Data to process -
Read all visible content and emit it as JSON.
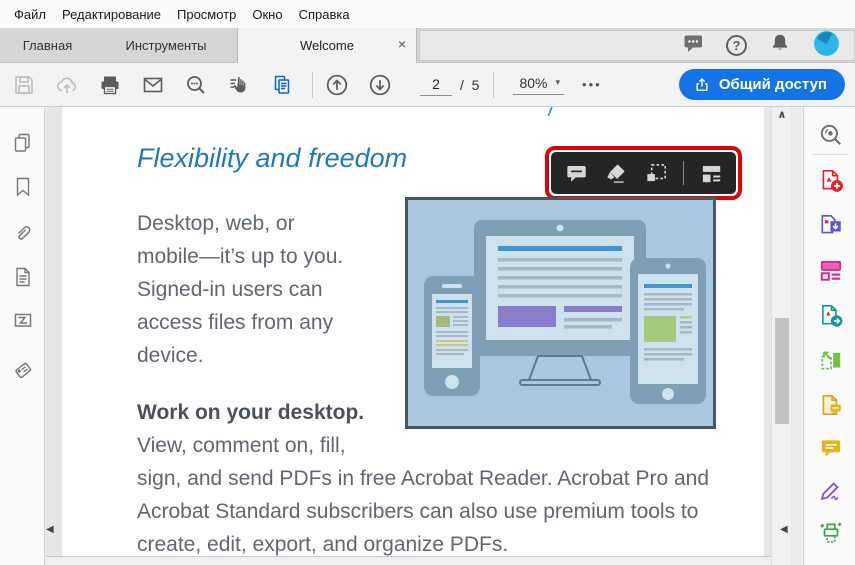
{
  "menu": {
    "items": [
      "Файл",
      "Редактирование",
      "Просмотр",
      "Окно",
      "Справка"
    ]
  },
  "tabs": {
    "home": "Главная",
    "tools": "Инструменты",
    "doc": "Welcome"
  },
  "toolbar": {
    "page_current": "2",
    "page_divider": "/",
    "page_total": "5",
    "zoom_value": "80%",
    "share_label": "Общий доступ"
  },
  "glyphs": {
    "close": "×",
    "caret": "▾",
    "more": "•••",
    "help": "?",
    "scroll_up": "∧",
    "scroll_left": "◀",
    "panel_collapse": "◀",
    "fragment": "/"
  },
  "doc": {
    "heading": "Flexibility and freedom",
    "para1_lines": [
      "Desktop, web, or",
      "mobile—it’s up to you.",
      "Signed-in users can",
      "access files from any",
      "device."
    ],
    "para2_bold": "Work on your desktop.",
    "para2_lines": [
      "View, comment on, fill,",
      "sign, and send PDFs in free Acrobat Reader. Acrobat Pro and",
      "Acrobat Standard subscribers can also use premium tools to",
      "create, edit, export, and organize PDFs."
    ]
  },
  "colors": {
    "accent_blue": "#1473e6",
    "heading_blue": "#2179bd",
    "annotation_red": "#dc0404",
    "body_text": "#5e6871",
    "illustration_bg": "#a9c7de"
  },
  "icon_names": {
    "toolbar": [
      "save",
      "cloud-upload",
      "print",
      "email",
      "search-zoom",
      "selection-tool",
      "page-copy",
      "page-up",
      "page-down",
      "share"
    ],
    "titlebar": [
      "feedback",
      "help",
      "notifications",
      "avatar"
    ],
    "left_panel": [
      "page-thumbnails",
      "bookmarks",
      "attachments",
      "page",
      "layers",
      "tags"
    ],
    "right_panel": [
      "search-tools",
      "create-pdf",
      "export-pdf",
      "edit-pdf",
      "send-pdf",
      "combine-files",
      "comment-document",
      "comments",
      "fill-sign",
      "enhance-scans"
    ],
    "hud": [
      "comment",
      "highlight",
      "snapshot",
      "layout"
    ]
  }
}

Task directions - Working from the material above, transcribe it exactly while omitting pictures.

Result for this task -
Read all visible content and emit it as JSON.
{
  "menu": {
    "items": [
      "Файл",
      "Редактирование",
      "Просмотр",
      "Окно",
      "Справка"
    ]
  },
  "tabs": {
    "home": "Главная",
    "tools": "Инструменты",
    "doc": "Welcome"
  },
  "toolbar": {
    "page_current": "2",
    "page_divider": "/",
    "page_total": "5",
    "zoom_value": "80%",
    "share_label": "Общий доступ"
  },
  "glyphs": {
    "close": "×",
    "caret": "▾",
    "more": "•••",
    "help": "?",
    "scroll_up": "∧",
    "scroll_left": "◀",
    "panel_collapse": "◀",
    "fragment": "/"
  },
  "doc": {
    "heading": "Flexibility and freedom",
    "para1_lines": [
      "Desktop, web, or",
      "mobile—it’s up to you.",
      "Signed-in users can",
      "access files from any",
      "device."
    ],
    "para2_bold": "Work on your desktop.",
    "para2_lines": [
      "View, comment on, fill,",
      "sign, and send PDFs in free Acrobat Reader. Acrobat Pro and",
      "Acrobat Standard subscribers can also use premium tools to",
      "create, edit, export, and organize PDFs."
    ]
  },
  "colors": {
    "accent_blue": "#1473e6",
    "heading_blue": "#2179bd",
    "annotation_red": "#dc0404",
    "body_text": "#5e6871",
    "illustration_bg": "#a9c7de"
  },
  "icon_names": {
    "toolbar": [
      "save",
      "cloud-upload",
      "print",
      "email",
      "search-zoom",
      "selection-tool",
      "page-copy",
      "page-up",
      "page-down",
      "share"
    ],
    "titlebar": [
      "feedback",
      "help",
      "notifications",
      "avatar"
    ],
    "left_panel": [
      "page-thumbnails",
      "bookmarks",
      "attachments",
      "page",
      "layers",
      "tags"
    ],
    "right_panel": [
      "search-tools",
      "create-pdf",
      "export-pdf",
      "edit-pdf",
      "send-pdf",
      "combine-files",
      "comment-document",
      "comments",
      "fill-sign",
      "enhance-scans"
    ],
    "hud": [
      "comment",
      "highlight",
      "snapshot",
      "layout"
    ]
  }
}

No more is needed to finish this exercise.